» What you have to do
Transcribe every line exactly. Leave the pictures behind.

---------- Data in this exercise ----------

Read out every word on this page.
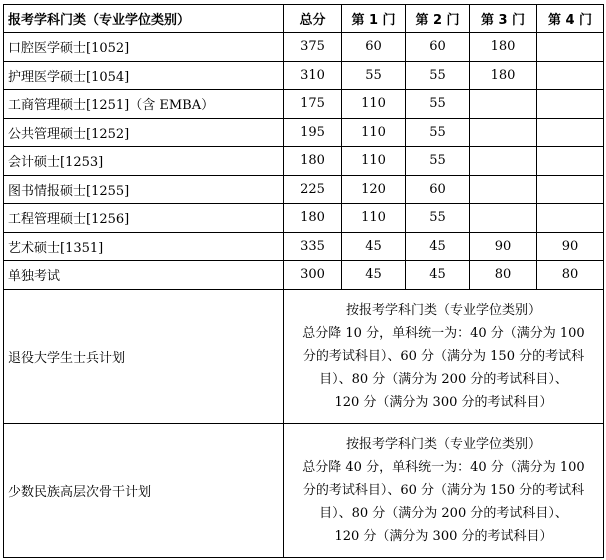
报考学科门类（专业学位类别）	总分	第 1 门	第 2 门	第 3 门	第 4 门
口腔医学硕士[1052]	375	60	60	180	
护理医学硕士[1054]	310	55	55	180	
工商管理硕士[1251]（含 EMBA）	175	110	55		
公共管理硕士[1252]	195	110	55		
会计硕士[1253]	180	110	55		
图书情报硕士[1255]	225	120	60		
工程管理硕士[1256]	180	110	55		
艺术硕士[1351]	335	45	45	90	90
单独考试	300	45	45	80	80
退役大学生士兵计划	按报考学科门类（专业学位类别）
总分降 10 分，单科统一为：40 分（满分为 100
分的考试科目）、60 分（满分为 150 分的考试科
目）、80 分（满分为 200 分的考试科目）、
120 分（满分为 300 分的考试科目）				

少数民族高层次骨干计划	按报考学科门类（专业学位类别）
总分降 40 分，单科统一为：40 分（满分为 100
分的考试科目）、60 分（满分为 150 分的考试科
目）、80 分（满分为 200 分的考试科目）、
120 分（满分为 300 分的考试科目）				
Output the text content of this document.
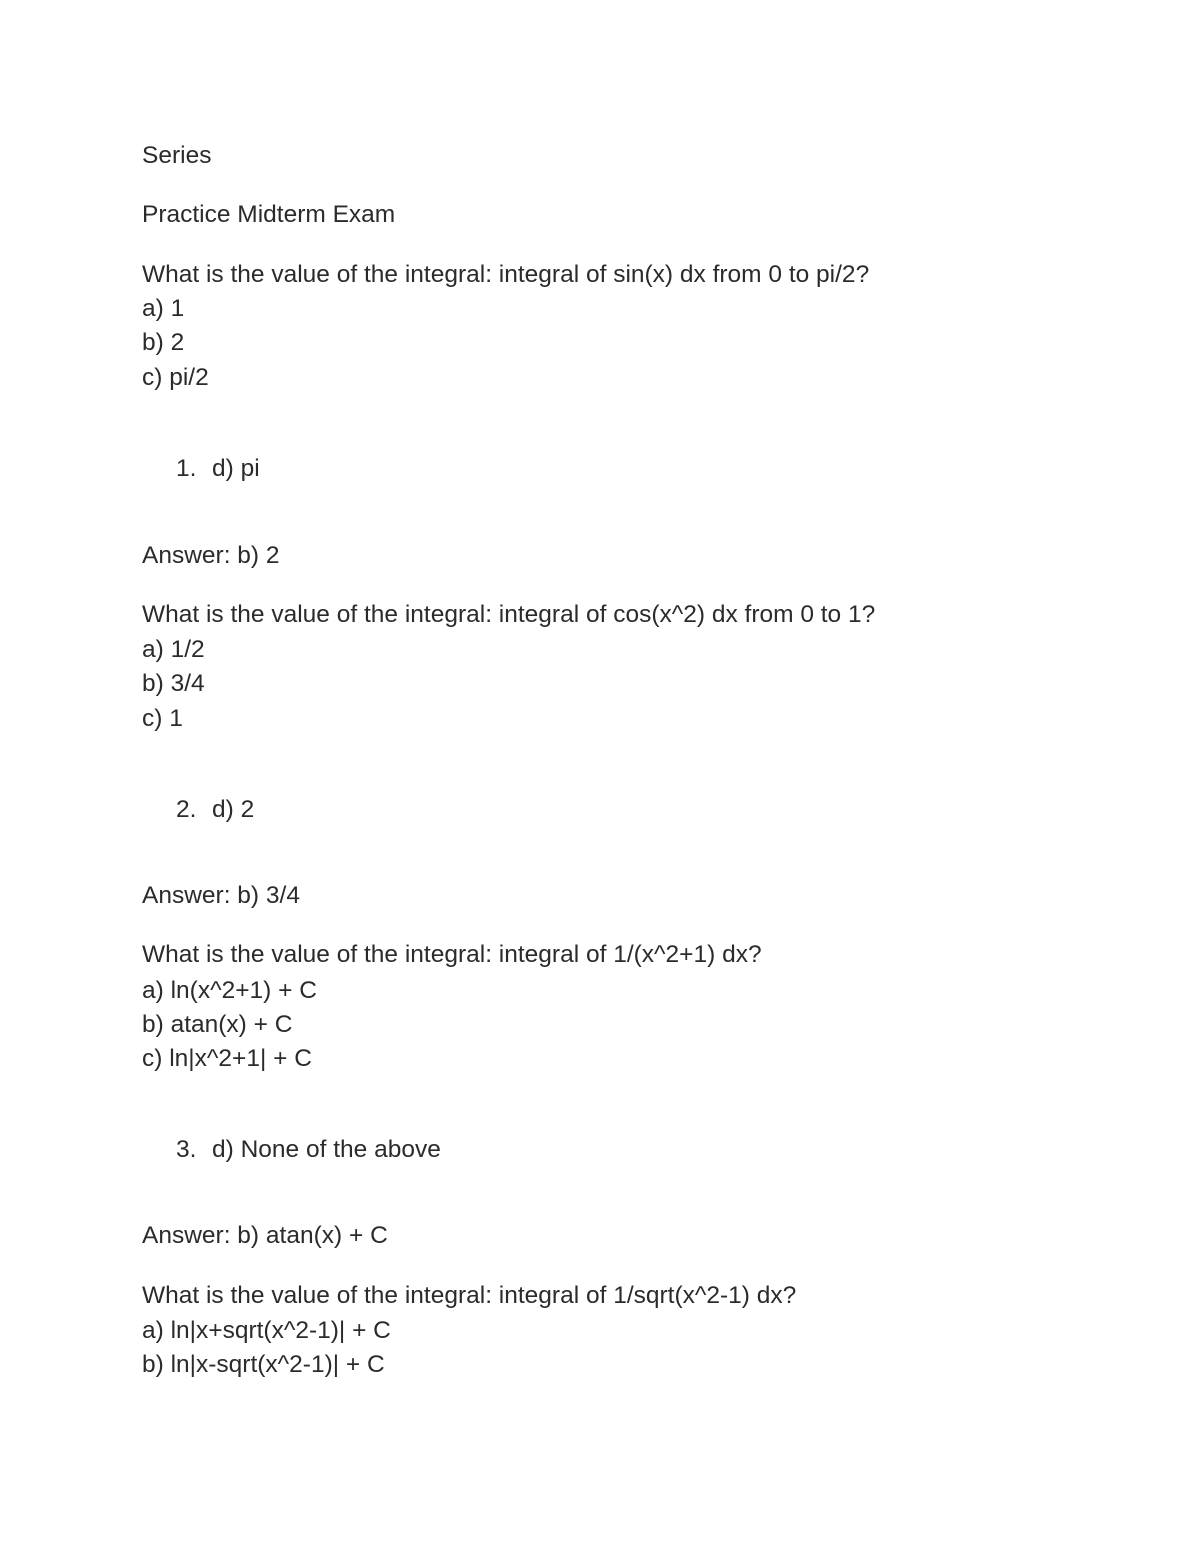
Series
Practice Midterm Exam
What is the value of the integral: integral of sin(x) dx from 0 to pi/2?
a) 1
b) 2
c) pi/2
1. d) pi
Answer: b) 2
What is the value of the integral: integral of cos(x^2) dx from 0 to 1?
a) 1/2
b) 3/4
c) 1
2. d) 2
Answer: b) 3/4
What is the value of the integral: integral of 1/(x^2+1) dx?
a) ln(x^2+1) + C
b) atan(x) + C
c) ln|x^2+1| + C
3. d) None of the above
Answer: b) atan(x) + C
What is the value of the integral: integral of 1/sqrt(x^2-1) dx?
a) ln|x+sqrt(x^2-1)| + C
b) ln|x-sqrt(x^2-1)| + C
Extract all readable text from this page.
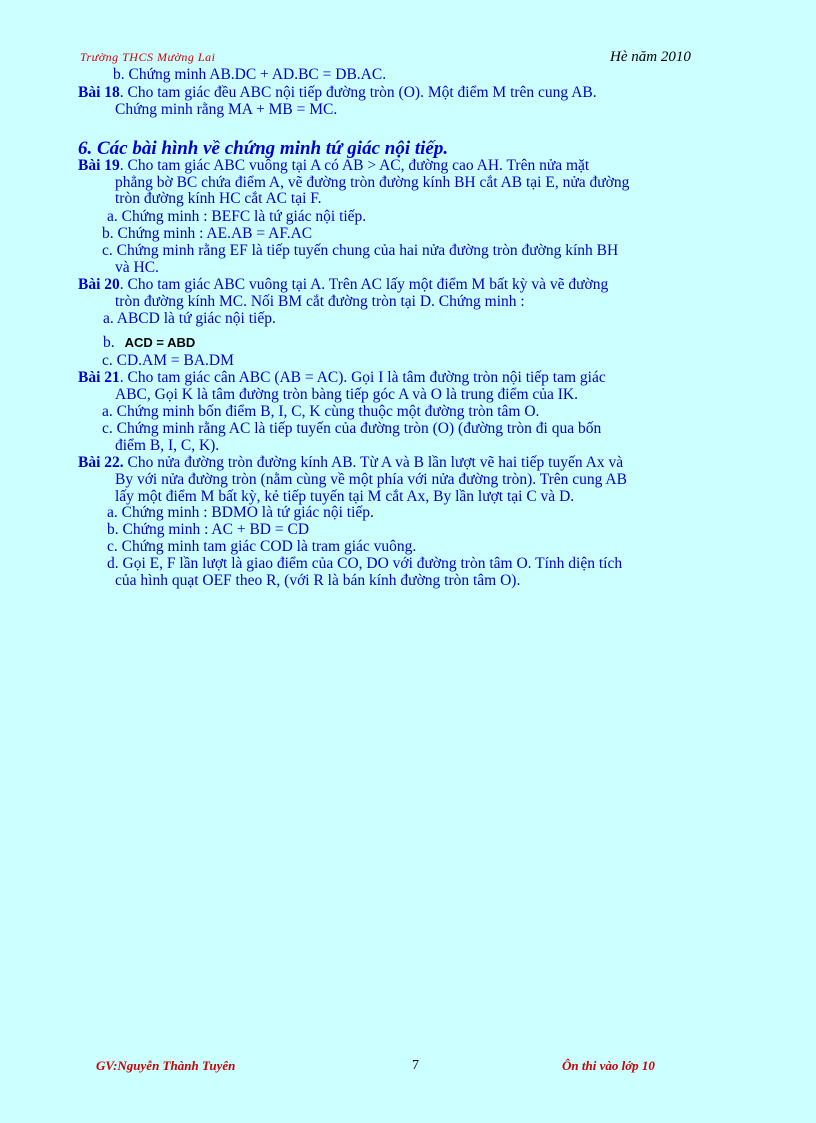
Trường THCS Mường Lai	Hè năm 2010
6. Các bài hình về chứng minh tứ giác nội tiếp.
b. Chứng minh AB.DC + AD.BC = DB.AC.
Bài 18. Cho tam giác đều ABC nội tiếp đường tròn (O). Một điểm M trên cung AB.
Chứng minh rằng MA + MB = MC.
Bài 19. Cho tam giác ABC vuông tại A có AB > AC, đường cao AH. Trên nửa mặt
phẳng bờ BC chứa điểm A, vẽ đường tròn đường kính BH cắt AB tại E, nửa đường
tròn đường kính HC cắt AC tại F.
a. Chứng minh : BEFC là tứ giác nội tiếp.
b. Chứng minh : AE.AB = AF.AC
c. Chứng minh rằng EF là tiếp tuyến chung của hai nửa đường tròn đường kính BH
và HC.
Bài 20. Cho tam giác ABC vuông tại A. Trên AC lấy một điểm M bất kỳ và vẽ đường
tròn đường kính MC. Nối BM cắt đường tròn tại D. Chứng minh :
a. ABCD là tứ giác nội tiếp.
b. ACD = ABD
c. CD.AM = BA.DM
Bài 21. Cho tam giác cân ABC (AB = AC). Gọi I là tâm đường tròn nội tiếp tam giác
ABC, Gọi K là tâm đường tròn bàng tiếp góc A và O là trung điểm của IK.
a. Chứng minh bốn điểm B, I, C, K cùng thuộc một đường tròn tâm O.
c. Chứng minh rằng AC là tiếp tuyến của đường tròn (O) (đường tròn đi qua bốn
điểm B, I, C, K).
Bài 22. Cho nửa đường tròn đường kính AB. Từ A và B lần lượt vẽ hai tiếp tuyến Ax và
By với nửa đường tròn (nằm cùng về một phía với nửa đường tròn). Trên cung AB
lấy một điểm M bất kỳ, kẻ tiếp tuyến tại M cắt Ax, By lần lượt tại C và D.
a. Chứng minh : BDMO là tứ giác nội tiếp.
b. Chứng minh : AC + BD = CD
c. Chứng minh tam giác COD là tram giác vuông.
d. Gọi E, F lần lượt là giao điểm của CO, DO với đường tròn tâm O. Tính diện tích
của hình quạt OEF theo R, (với R là bán kính đường tròn tâm O).
GV:Nguyễn Thành Tuyên	7	Ôn thi vào lớp 10
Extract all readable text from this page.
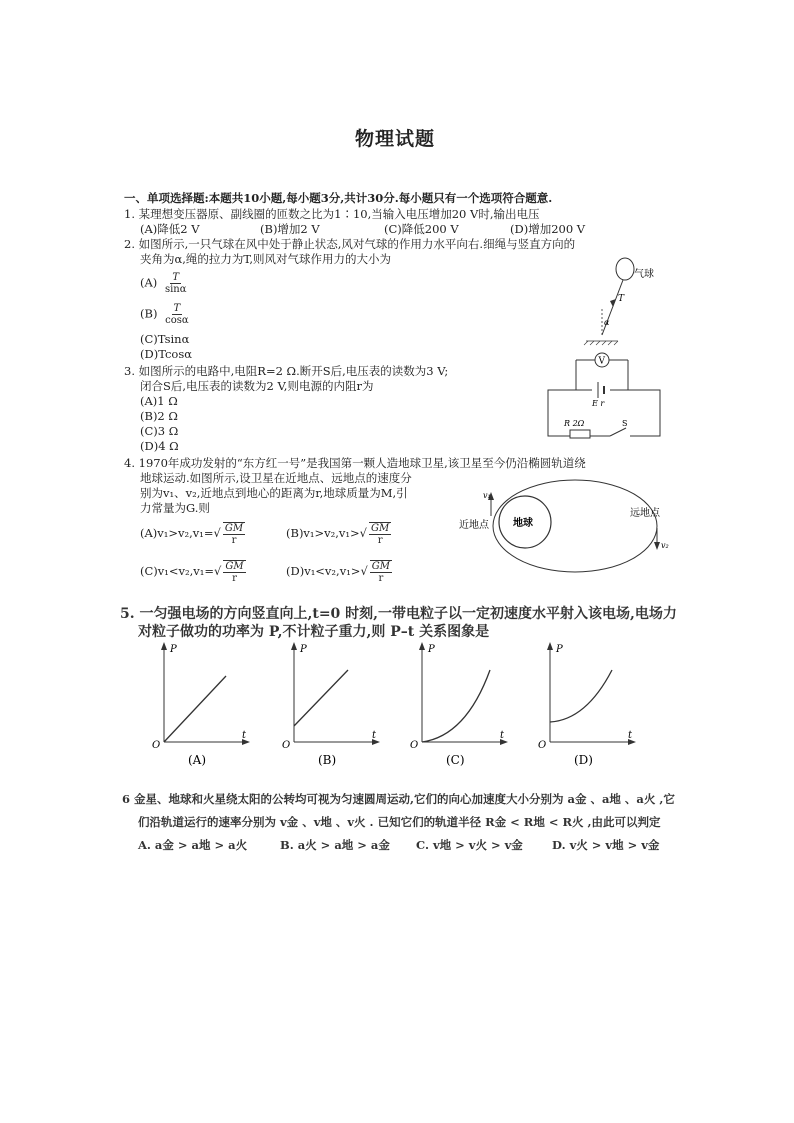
物理试题
一、单项选择题:本题共10小题,每小题3分,共计30分.每小题只有一个选项符合题意.
1. 某理想变压器原、副线圈的匝数之比为1∶10,当输入电压增加20 V时,输出电压
(A)降低2 V	(B)增加2 V	(C)降低200 V	(D)增加200 V
2. 如图所示,一只气球在风中处于静止状态,风对气球的作用力水平向右.细绳与竖直方向的
夹角为α,绳的拉力为T,则风对气球作用力的大小为
$(A) \frac{T}{\sin\alpha}$
$(B) \frac{T}{\cos\alpha}$
(C)Tsinα
(D)Tcosα
气球
T
α
3. 如图所示的电路中,电阻R=2 Ω.断开S后,电压表的读数为3 V;
闭合S后,电压表的读数为2 V,则电源的内阻r为
(A)1 Ω
(B)2 Ω
(C)3 Ω
(D)4 Ω
V
E r
R 2Ω	S
4. 1970年成功发射的“东方红一号”是我国第一颗人造地球卫星,该卫星至今仍沿椭圆轨道绕
地球运动.如图所示,设卫星在近地点、远地点的速度分
别为v₁、v₂,近地点到地心的距离为r,地球质量为M,引
力常量为G.则
$(A)v_1>v_2,v_1=√ \frac{GM}{r}$	$(B)v_1>v_2,v_1>√ \frac{GM}{r}$
$(C)v_1<v_2,v_1=√ \frac{GM}{r}$	$(D)v_1<v_2,v_1>√ \frac{GM}{r}$
地球
近地点
远地点
v₁
v₂
5. 一匀强电场的方向竖直向上,t=0 时刻,一带电粒子以一定初速度水平射入该电场,电场力
对粒子做功的功率为 P,不计粒子重力,则 P–t 关系图象是
P
O
t
(A)
P
O
t
(B)
P
O
t
(C)
P
O
t
(D)
6 金星、地球和火星绕太阳的公转均可视为匀速圆周运动,它们的向心加速度大小分别为 a金 、a地 、a火 ,它
们沿轨道运行的速率分别为 v金 、v地 、v火 . 已知它们的轨道半径 R金 < R地 < R火 ,由此可以判定
A. a金 > a地 > a火	B. a火 > a地 > a金 C. v地 > v火 > v金	D. v火 > v地 > v金
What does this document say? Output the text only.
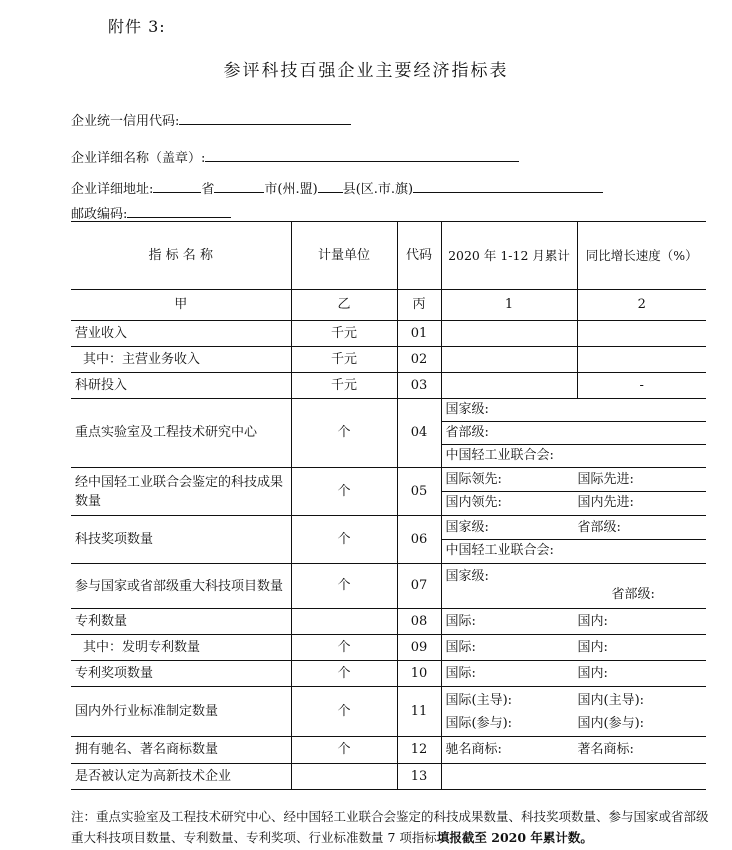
附件 3:
参评科技百强企业主要经济指标表
企业统一信用代码:
企业详细名称（盖章）:
企业详细地址:	省	市(州.盟) 县(区.市.旗)
邮政编码:
指 标 名 称	计量单位	代码	2020 年 1-12 月累计	同比增长速度（%）
甲	乙	丙	1	2
营业收入	千元	01		
其中：主营业务收入	千元	02		
科研投入	千元	03		-
重点实验室及工程技术研究中心	个	04	国家级:
省部级:
中国轻工业联合会:	

经中国轻工业联合会鉴定的科技成果数量	个	05	国际领先: 国际先进:
国内领先: 国内先进:	

科技奖项数量	个	06	国家级: 省部级:
中国轻工业联合会:	

参与国家或省部级重大科技项目数量	个	07	国家级:
省部级:	

专利数量		08	国际: 国内:	

其中：发明专利数量	个	09	国际: 国内:	

专利奖项数量	个	10	国际: 国内:	

国内外行业标准制定数量	个	11	国际(主导): 国内(主导):
国际(参与): 国内(参与):	

拥有驰名、著名商标数量	个	12	驰名商标: 著名商标:	

是否被认定为高新技术企业		13		
注：重点实验室及工程技术研究中心、经中国轻工业联合会鉴定的科技成果数量、科技奖项数量、参与国家或省部级重大科技项目数量、专利数量、专利奖项、行业标准数量 7 项指标填报截至 2020 年累计数。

----------

» Output below
Read out every word on this page.
报考学科门类（专业学位类别）	总分	第 1 门	第 2 门	第 3 门	第 4 门
口腔医学硕士[1052]	375	60	60	180	
护理医学硕士[1054]	310	55	55	180	
工商管理硕士[1251]（含 EMBA）	175	110	55		
公共管理硕士[1252]	195	110	55		
会计硕士[1253]	180	110	55		
图书情报硕士[1255]	225	120	60		
工程管理硕士[1256]	180	110	55		
艺术硕士[1351]	335	45	45	90	90
单独考试	300	45	45	80	80
退役大学生士兵计划	按报考学科门类（专业学位类别）
总分降 10 分，单科统一为：40 分（满分为 100
分的考试科目）、60 分（满分为 150 分的考试科
目）、80 分（满分为 200 分的考试科目）、
120 分（满分为 300 分的考试科目）				

少数民族高层次骨干计划	按报考学科门类（专业学位类别）
总分降 40 分，单科统一为：40 分（满分为 100
分的考试科目）、60 分（满分为 150 分的考试科
目）、80 分（满分为 200 分的考试科目）、
120 分（满分为 300 分的考试科目）				
Output the text content of this document.
Series
Practice Midterm Exam
What is the value of the integral: integral of sin(x) dx from 0 to pi/2?
a) 1
b) 2
c) pi/2
1. d) pi
Answer: b) 2
What is the value of the integral: integral of cos(x^2) dx from 0 to 1?
a) 1/2
b) 3/4
c) 1
2. d) 2
Answer: b) 3/4
What is the value of the integral: integral of 1/(x^2+1) dx?
a) ln(x^2+1) + C
b) atan(x) + C
c) ln|x^2+1| + C
3. d) None of the above
Answer: b) atan(x) + C
What is the value of the integral: integral of 1/sqrt(x^2-1) dx?
a) ln|x+sqrt(x^2-1)| + C
b) ln|x-sqrt(x^2-1)| + C
Extract all readable text from this page.
Trường THCS Mường Lai	Hè năm 2010
6. Các bài hình về chứng minh tứ giác nội tiếp.
b. Chứng minh AB.DC + AD.BC = DB.AC.
Bài 18. Cho tam giác đều ABC nội tiếp đường tròn (O). Một điểm M trên cung AB.
Chứng minh rằng MA + MB = MC.
Bài 19. Cho tam giác ABC vuông tại A có AB > AC, đường cao AH. Trên nửa mặt
phẳng bờ BC chứa điểm A, vẽ đường tròn đường kính BH cắt AB tại E, nửa đường
tròn đường kính HC cắt AC tại F.
a. Chứng minh : BEFC là tứ giác nội tiếp.
b. Chứng minh : AE.AB = AF.AC
c. Chứng minh rằng EF là tiếp tuyến chung của hai nửa đường tròn đường kính BH
và HC.
Bài 20. Cho tam giác ABC vuông tại A. Trên AC lấy một điểm M bất kỳ và vẽ đường
tròn đường kính MC. Nối BM cắt đường tròn tại D. Chứng minh :
a. ABCD là tứ giác nội tiếp.
b. ACD = ABD
c. CD.AM = BA.DM
Bài 21. Cho tam giác cân ABC (AB = AC). Gọi I là tâm đường tròn nội tiếp tam giác
ABC, Gọi K là tâm đường tròn bàng tiếp góc A và O là trung điểm của IK.
a. Chứng minh bốn điểm B, I, C, K cùng thuộc một đường tròn tâm O.
c. Chứng minh rằng AC là tiếp tuyến của đường tròn (O) (đường tròn đi qua bốn
điểm B, I, C, K).
Bài 22. Cho nửa đường tròn đường kính AB. Từ A và B lần lượt vẽ hai tiếp tuyến Ax và
By với nửa đường tròn (nằm cùng về một phía với nửa đường tròn). Trên cung AB
lấy một điểm M bất kỳ, kẻ tiếp tuyến tại M cắt Ax, By lần lượt tại C và D.
a. Chứng minh : BDMO là tứ giác nội tiếp.
b. Chứng minh : AC + BD = CD
c. Chứng minh tam giác COD là tram giác vuông.
d. Gọi E, F lần lượt là giao điểm của CO, DO với đường tròn tâm O. Tính diện tích
của hình quạt OEF theo R, (với R là bán kính đường tròn tâm O).
GV:Nguyễn Thành Tuyên	7	Ôn thi vào lớp 10
Extract all readable text from this page.
物理试题
一、单项选择题:本题共10小题,每小题3分,共计30分.每小题只有一个选项符合题意.
1. 某理想变压器原、副线圈的匝数之比为1∶10,当输入电压增加20 V时,输出电压
(A)降低2 V	(B)增加2 V	(C)降低200 V	(D)增加200 V
2. 如图所示,一只气球在风中处于静止状态,风对气球的作用力水平向右.细绳与竖直方向的
夹角为α,绳的拉力为T,则风对气球作用力的大小为
$(A) \frac{T}{\sin\alpha}$
$(B) \frac{T}{\cos\alpha}$
(C)Tsinα
(D)Tcosα
气球
T
α
3. 如图所示的电路中,电阻R=2 Ω.断开S后,电压表的读数为3 V;
闭合S后,电压表的读数为2 V,则电源的内阻r为
(A)1 Ω
(B)2 Ω
(C)3 Ω
(D)4 Ω
V
E r
R 2Ω	S
4. 1970年成功发射的“东方红一号”是我国第一颗人造地球卫星,该卫星至今仍沿椭圆轨道绕
地球运动.如图所示,设卫星在近地点、远地点的速度分
别为v₁、v₂,近地点到地心的距离为r,地球质量为M,引
力常量为G.则
$(A)v_1>v_2,v_1=√ \frac{GM}{r}$	$(B)v_1>v_2,v_1>√ \frac{GM}{r}$
$(C)v_1<v_2,v_1=√ \frac{GM}{r}$	$(D)v_1<v_2,v_1>√ \frac{GM}{r}$
地球
近地点
远地点
v₁
v₂
5. 一匀强电场的方向竖直向上,t=0 时刻,一带电粒子以一定初速度水平射入该电场,电场力
对粒子做功的功率为 P,不计粒子重力,则 P–t 关系图象是
P
O
t
(A)
P
O
t
(B)
P
O
t
(C)
P
O
t
(D)
6 金星、地球和火星绕太阳的公转均可视为匀速圆周运动,它们的向心加速度大小分别为 a金 、a地 、a火 ,它
们沿轨道运行的速率分别为 v金 、v地 、v火 . 已知它们的轨道半径 R金 < R地 < R火 ,由此可以判定
A. a金 > a地 > a火	B. a火 > a地 > a金 C. v地 > v火 > v金	D. v火 > v地 > v金
What does this document say? Output the text only.
附件 3:
参评科技百强企业主要经济指标表
企业统一信用代码:
企业详细名称（盖章）:
企业详细地址:	省	市(州.盟) 县(区.市.旗)
邮政编码:
指 标 名 称	计量单位	代码	2020 年 1-12 月累计	同比增长速度（%）
甲	乙	丙	1	2
营业收入	千元	01		
其中：主营业务收入	千元	02		
科研投入	千元	03		-
重点实验室及工程技术研究中心	个	04	国家级:
省部级:
中国轻工业联合会:	

经中国轻工业联合会鉴定的科技成果数量	个	05	国际领先: 国际先进:
国内领先: 国内先进:	

科技奖项数量	个	06	国家级: 省部级:
中国轻工业联合会:	

参与国家或省部级重大科技项目数量	个	07	国家级:
省部级:	

专利数量		08	国际: 国内:	

其中：发明专利数量	个	09	国际: 国内:	

专利奖项数量	个	10	国际: 国内:	

国内外行业标准制定数量	个	11	国际(主导): 国内(主导):
国际(参与): 国内(参与):	

拥有驰名、著名商标数量	个	12	驰名商标: 著名商标:	

是否被认定为高新技术企业		13		
注：重点实验室及工程技术研究中心、经中国轻工业联合会鉴定的科技成果数量、科技奖项数量、参与国家或省部级重大科技项目数量、专利数量、专利奖项、行业标准数量 7 项指标填报截至 2020 年累计数。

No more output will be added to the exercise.